#### [WHAT THIS TASK INVOLVES]
Write every record out again exactly as given.

#### [SUPPLIED DATA]
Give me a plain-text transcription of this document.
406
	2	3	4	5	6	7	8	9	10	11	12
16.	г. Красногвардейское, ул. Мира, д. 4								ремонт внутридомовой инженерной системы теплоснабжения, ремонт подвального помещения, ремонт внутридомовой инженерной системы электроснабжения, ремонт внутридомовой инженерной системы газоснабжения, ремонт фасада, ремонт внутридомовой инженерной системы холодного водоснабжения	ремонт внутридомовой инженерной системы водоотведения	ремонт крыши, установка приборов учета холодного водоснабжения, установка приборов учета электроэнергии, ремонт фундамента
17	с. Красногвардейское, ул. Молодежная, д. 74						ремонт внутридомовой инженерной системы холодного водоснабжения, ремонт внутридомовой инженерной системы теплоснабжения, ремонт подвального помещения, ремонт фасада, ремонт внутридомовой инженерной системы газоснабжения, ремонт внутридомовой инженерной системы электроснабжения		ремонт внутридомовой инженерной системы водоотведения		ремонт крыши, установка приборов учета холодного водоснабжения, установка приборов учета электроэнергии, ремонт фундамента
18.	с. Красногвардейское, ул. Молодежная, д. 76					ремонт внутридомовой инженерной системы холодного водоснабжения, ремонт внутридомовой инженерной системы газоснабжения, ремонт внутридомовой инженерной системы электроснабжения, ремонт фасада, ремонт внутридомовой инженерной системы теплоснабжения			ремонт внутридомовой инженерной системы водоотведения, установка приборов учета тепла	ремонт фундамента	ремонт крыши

#### [ANSWER TO THE PROBLEM]
Give me a plain-text transcription of this document.
406
	2	3	4	5	6	7	8	9	10	11	12
16.	г. Красногвардейское, ул. Мира, д. 4								ремонт внутридомовой инженерной системы теплоснабжения, ремонт подвального помещения, ремонт внутридомовой инженерной системы электроснабжения, ремонт внутридомовой инженерной системы газоснабжения, ремонт фасада, ремонт внутридомовой инженерной системы холодного водоснабжения	ремонт внутридомовой инженерной системы водоотведения	ремонт крыши, установка приборов учета холодного водоснабжения, установка приборов учета электроэнергии, ремонт фундамента
17	с. Красногвардейское, ул. Молодежная, д. 74						ремонт внутридомовой инженерной системы холодного водоснабжения, ремонт внутридомовой инженерной системы теплоснабжения, ремонт подвального помещения, ремонт фасада, ремонт внутридомовой инженерной системы газоснабжения, ремонт внутридомовой инженерной системы электроснабжения		ремонт внутридомовой инженерной системы водоотведения		ремонт крыши, установка приборов учета холодного водоснабжения, установка приборов учета электроэнергии, ремонт фундамента
18.	с. Красногвардейское, ул. Молодежная, д. 76					ремонт внутридомовой инженерной системы холодного водоснабжения, ремонт внутридомовой инженерной системы газоснабжения, ремонт внутридомовой инженерной системы электроснабжения, ремонт фасада, ремонт внутридомовой инженерной системы теплоснабжения			ремонт внутридомовой инженерной системы водоотведения, установка приборов учета тепла	ремонт фундамента	ремонт крыши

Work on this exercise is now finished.